> _Dataset entries on figures_
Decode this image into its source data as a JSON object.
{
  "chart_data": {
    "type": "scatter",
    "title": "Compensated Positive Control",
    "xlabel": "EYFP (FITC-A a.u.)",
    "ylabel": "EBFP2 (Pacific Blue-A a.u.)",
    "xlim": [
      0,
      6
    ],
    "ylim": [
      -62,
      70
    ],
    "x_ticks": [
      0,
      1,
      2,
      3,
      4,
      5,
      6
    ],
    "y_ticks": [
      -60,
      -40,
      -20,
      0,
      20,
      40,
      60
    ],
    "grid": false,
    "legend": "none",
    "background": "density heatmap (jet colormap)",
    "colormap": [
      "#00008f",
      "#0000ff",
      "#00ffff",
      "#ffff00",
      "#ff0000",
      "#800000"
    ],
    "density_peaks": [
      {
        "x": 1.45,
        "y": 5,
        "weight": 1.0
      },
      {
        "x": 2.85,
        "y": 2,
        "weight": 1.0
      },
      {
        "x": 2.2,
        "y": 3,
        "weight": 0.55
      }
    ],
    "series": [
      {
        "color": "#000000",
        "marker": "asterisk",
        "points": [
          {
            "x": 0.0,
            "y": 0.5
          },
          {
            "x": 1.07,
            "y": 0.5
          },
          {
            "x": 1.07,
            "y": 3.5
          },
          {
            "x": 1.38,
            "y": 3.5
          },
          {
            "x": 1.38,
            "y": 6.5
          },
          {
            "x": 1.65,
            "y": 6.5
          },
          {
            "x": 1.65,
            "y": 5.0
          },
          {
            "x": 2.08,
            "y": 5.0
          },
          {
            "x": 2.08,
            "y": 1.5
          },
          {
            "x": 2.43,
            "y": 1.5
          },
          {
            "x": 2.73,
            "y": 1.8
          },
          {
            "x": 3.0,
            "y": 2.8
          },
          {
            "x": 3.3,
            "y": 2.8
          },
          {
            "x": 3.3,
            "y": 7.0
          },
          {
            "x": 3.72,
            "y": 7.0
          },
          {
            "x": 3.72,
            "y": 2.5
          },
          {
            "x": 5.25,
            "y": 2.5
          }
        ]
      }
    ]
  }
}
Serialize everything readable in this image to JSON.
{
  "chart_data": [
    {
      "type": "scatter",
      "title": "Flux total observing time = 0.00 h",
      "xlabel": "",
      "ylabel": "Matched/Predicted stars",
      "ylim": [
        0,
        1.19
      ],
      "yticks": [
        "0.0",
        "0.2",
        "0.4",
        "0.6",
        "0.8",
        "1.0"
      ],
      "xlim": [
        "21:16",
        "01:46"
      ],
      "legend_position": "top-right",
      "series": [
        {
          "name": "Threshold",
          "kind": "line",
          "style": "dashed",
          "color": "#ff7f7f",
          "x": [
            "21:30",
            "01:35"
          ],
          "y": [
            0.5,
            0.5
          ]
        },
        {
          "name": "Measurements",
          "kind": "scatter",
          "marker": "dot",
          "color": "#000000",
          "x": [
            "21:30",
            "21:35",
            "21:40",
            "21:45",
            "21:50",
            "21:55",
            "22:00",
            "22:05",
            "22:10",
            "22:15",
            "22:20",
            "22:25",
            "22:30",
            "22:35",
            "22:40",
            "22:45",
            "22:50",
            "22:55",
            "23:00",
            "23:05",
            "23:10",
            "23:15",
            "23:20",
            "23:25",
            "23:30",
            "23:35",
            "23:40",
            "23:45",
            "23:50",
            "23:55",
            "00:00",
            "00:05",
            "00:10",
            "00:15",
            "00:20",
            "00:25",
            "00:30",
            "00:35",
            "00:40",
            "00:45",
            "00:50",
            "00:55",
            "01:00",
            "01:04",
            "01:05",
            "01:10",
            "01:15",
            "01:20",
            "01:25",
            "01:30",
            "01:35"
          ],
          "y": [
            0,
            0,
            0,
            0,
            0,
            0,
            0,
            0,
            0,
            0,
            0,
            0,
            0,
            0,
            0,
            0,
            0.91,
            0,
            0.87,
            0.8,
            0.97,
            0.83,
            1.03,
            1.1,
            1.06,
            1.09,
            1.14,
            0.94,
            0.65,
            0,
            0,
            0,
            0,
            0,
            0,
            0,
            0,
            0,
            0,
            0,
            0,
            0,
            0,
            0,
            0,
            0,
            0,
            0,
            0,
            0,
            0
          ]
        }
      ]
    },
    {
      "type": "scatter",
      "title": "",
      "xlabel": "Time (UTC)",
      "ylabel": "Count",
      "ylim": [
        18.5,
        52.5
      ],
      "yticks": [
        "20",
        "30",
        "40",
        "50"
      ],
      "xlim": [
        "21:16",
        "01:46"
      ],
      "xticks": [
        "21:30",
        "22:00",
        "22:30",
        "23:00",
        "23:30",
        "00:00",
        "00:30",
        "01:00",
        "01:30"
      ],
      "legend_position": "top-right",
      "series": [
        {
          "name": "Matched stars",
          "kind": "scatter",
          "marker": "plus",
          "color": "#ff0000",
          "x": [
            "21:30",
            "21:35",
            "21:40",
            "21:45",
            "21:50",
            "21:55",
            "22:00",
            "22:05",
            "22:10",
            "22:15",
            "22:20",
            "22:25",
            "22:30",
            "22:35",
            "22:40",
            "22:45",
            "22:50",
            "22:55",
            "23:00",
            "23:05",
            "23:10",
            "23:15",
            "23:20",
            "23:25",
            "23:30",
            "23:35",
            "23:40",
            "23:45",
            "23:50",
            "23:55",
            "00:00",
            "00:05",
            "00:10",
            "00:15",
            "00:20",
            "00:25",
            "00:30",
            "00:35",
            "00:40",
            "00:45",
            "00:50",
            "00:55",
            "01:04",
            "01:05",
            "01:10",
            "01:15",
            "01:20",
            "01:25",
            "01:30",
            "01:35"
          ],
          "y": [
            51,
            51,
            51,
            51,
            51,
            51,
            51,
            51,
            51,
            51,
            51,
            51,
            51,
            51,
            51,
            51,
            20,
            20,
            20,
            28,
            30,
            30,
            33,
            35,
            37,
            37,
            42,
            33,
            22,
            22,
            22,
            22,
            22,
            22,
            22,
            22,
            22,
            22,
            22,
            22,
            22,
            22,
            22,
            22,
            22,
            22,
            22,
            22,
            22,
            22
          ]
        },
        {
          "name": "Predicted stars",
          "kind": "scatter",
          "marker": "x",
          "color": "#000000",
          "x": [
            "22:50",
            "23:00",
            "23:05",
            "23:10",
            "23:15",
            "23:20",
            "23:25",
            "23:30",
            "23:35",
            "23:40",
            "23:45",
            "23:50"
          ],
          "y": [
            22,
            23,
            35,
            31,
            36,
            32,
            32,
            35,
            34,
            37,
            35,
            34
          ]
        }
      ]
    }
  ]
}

> _EXERCISE TASK_
Restate each entry exactly, skipping none.

> _ANSWER FOR THE TASK_
Decode this image into its source data as a JSON object.
{
  "chart_data": {
    "type": "scatter",
    "title": "Compensated Positive Control",
    "xlabel": "EYFP (FITC-A a.u.)",
    "ylabel": "EBFP2 (Pacific Blue-A a.u.)",
    "xlim": [
      0,
      6
    ],
    "ylim": [
      -62,
      70
    ],
    "x_ticks": [
      0,
      1,
      2,
      3,
      4,
      5,
      6
    ],
    "y_ticks": [
      -60,
      -40,
      -20,
      0,
      20,
      40,
      60
    ],
    "grid": false,
    "legend": "none",
    "background": "density heatmap (jet colormap)",
    "colormap": [
      "#00008f",
      "#0000ff",
      "#00ffff",
      "#ffff00",
      "#ff0000",
      "#800000"
    ],
    "density_peaks": [
      {
        "x": 1.45,
        "y": 5,
        "weight": 1.0
      },
      {
        "x": 2.85,
        "y": 2,
        "weight": 1.0
      },
      {
        "x": 2.2,
        "y": 3,
        "weight": 0.55
      }
    ],
    "series": [
      {
        "color": "#000000",
        "marker": "asterisk",
        "points": [
          {
            "x": 0.0,
            "y": 0.5
          },
          {
            "x": 1.07,
            "y": 0.5
          },
          {
            "x": 1.07,
            "y": 3.5
          },
          {
            "x": 1.38,
            "y": 3.5
          },
          {
            "x": 1.38,
            "y": 6.5
          },
          {
            "x": 1.65,
            "y": 6.5
          },
          {
            "x": 1.65,
            "y": 5.0
          },
          {
            "x": 2.08,
            "y": 5.0
          },
          {
            "x": 2.08,
            "y": 1.5
          },
          {
            "x": 2.43,
            "y": 1.5
          },
          {
            "x": 2.73,
            "y": 1.8
          },
          {
            "x": 3.0,
            "y": 2.8
          },
          {
            "x": 3.3,
            "y": 2.8
          },
          {
            "x": 3.3,
            "y": 7.0
          },
          {
            "x": 3.72,
            "y": 7.0
          },
          {
            "x": 3.72,
            "y": 2.5
          },
          {
            "x": 5.25,
            "y": 2.5
          }
        ]
      }
    ]
  }
}
Serialize everything readable in this image to JSON.
{
  "chart_data": [
    {
      "type": "scatter",
      "title": "Flux total observing time = 0.00 h",
      "xlabel": "",
      "ylabel": "Matched/Predicted stars",
      "ylim": [
        0,
        1.19
      ],
      "yticks": [
        "0.0",
        "0.2",
        "0.4",
        "0.6",
        "0.8",
        "1.0"
      ],
      "xlim": [
        "21:16",
        "01:46"
      ],
      "legend_position": "top-right",
      "series": [
        {
          "name": "Threshold",
          "kind": "line",
          "style": "dashed",
          "color": "#ff7f7f",
          "x": [
            "21:30",
            "01:35"
          ],
          "y": [
            0.5,
            0.5
          ]
        },
        {
          "name": "Measurements",
          "kind": "scatter",
          "marker": "dot",
          "color": "#000000",
          "x": [
            "21:30",
            "21:35",
            "21:40",
            "21:45",
            "21:50",
            "21:55",
            "22:00",
            "22:05",
            "22:10",
            "22:15",
            "22:20",
            "22:25",
            "22:30",
            "22:35",
            "22:40",
            "22:45",
            "22:50",
            "22:55",
            "23:00",
            "23:05",
            "23:10",
            "23:15",
            "23:20",
            "23:25",
            "23:30",
            "23:35",
            "23:40",
            "23:45",
            "23:50",
            "23:55",
            "00:00",
            "00:05",
            "00:10",
            "00:15",
            "00:20",
            "00:25",
            "00:30",
            "00:35",
            "00:40",
            "00:45",
            "00:50",
            "00:55",
            "01:00",
            "01:04",
            "01:05",
            "01:10",
            "01:15",
            "01:20",
            "01:25",
            "01:30",
            "01:35"
          ],
          "y": [
            0,
            0,
            0,
            0,
            0,
            0,
            0,
            0,
            0,
            0,
            0,
            0,
            0,
            0,
            0,
            0,
            0.91,
            0,
            0.87,
            0.8,
            0.97,
            0.83,
            1.03,
            1.1,
            1.06,
            1.09,
            1.14,
            0.94,
            0.65,
            0,
            0,
            0,
            0,
            0,
            0,
            0,
            0,
            0,
            0,
            0,
            0,
            0,
            0,
            0,
            0,
            0,
            0,
            0,
            0,
            0,
            0
          ]
        }
      ]
    },
    {
      "type": "scatter",
      "title": "",
      "xlabel": "Time (UTC)",
      "ylabel": "Count",
      "ylim": [
        18.5,
        52.5
      ],
      "yticks": [
        "20",
        "30",
        "40",
        "50"
      ],
      "xlim": [
        "21:16",
        "01:46"
      ],
      "xticks": [
        "21:30",
        "22:00",
        "22:30",
        "23:00",
        "23:30",
        "00:00",
        "00:30",
        "01:00",
        "01:30"
      ],
      "legend_position": "top-right",
      "series": [
        {
          "name": "Matched stars",
          "kind": "scatter",
          "marker": "plus",
          "color": "#ff0000",
          "x": [
            "21:30",
            "21:35",
            "21:40",
            "21:45",
            "21:50",
            "21:55",
            "22:00",
            "22:05",
            "22:10",
            "22:15",
            "22:20",
            "22:25",
            "22:30",
            "22:35",
            "22:40",
            "22:45",
            "22:50",
            "22:55",
            "23:00",
            "23:05",
            "23:10",
            "23:15",
            "23:20",
            "23:25",
            "23:30",
            "23:35",
            "23:40",
            "23:45",
            "23:50",
            "23:55",
            "00:00",
            "00:05",
            "00:10",
            "00:15",
            "00:20",
            "00:25",
            "00:30",
            "00:35",
            "00:40",
            "00:45",
            "00:50",
            "00:55",
            "01:04",
            "01:05",
            "01:10",
            "01:15",
            "01:20",
            "01:25",
            "01:30",
            "01:35"
          ],
          "y": [
            51,
            51,
            51,
            51,
            51,
            51,
            51,
            51,
            51,
            51,
            51,
            51,
            51,
            51,
            51,
            51,
            20,
            20,
            20,
            28,
            30,
            30,
            33,
            35,
            37,
            37,
            42,
            33,
            22,
            22,
            22,
            22,
            22,
            22,
            22,
            22,
            22,
            22,
            22,
            22,
            22,
            22,
            22,
            22,
            22,
            22,
            22,
            22,
            22,
            22
          ]
        },
        {
          "name": "Predicted stars",
          "kind": "scatter",
          "marker": "x",
          "color": "#000000",
          "x": [
            "22:50",
            "23:00",
            "23:05",
            "23:10",
            "23:15",
            "23:20",
            "23:25",
            "23:30",
            "23:35",
            "23:40",
            "23:45",
            "23:50"
          ],
          "y": [
            22,
            23,
            35,
            31,
            36,
            32,
            32,
            35,
            34,
            37,
            35,
            34
          ]
        }
      ]
    }
  ]
}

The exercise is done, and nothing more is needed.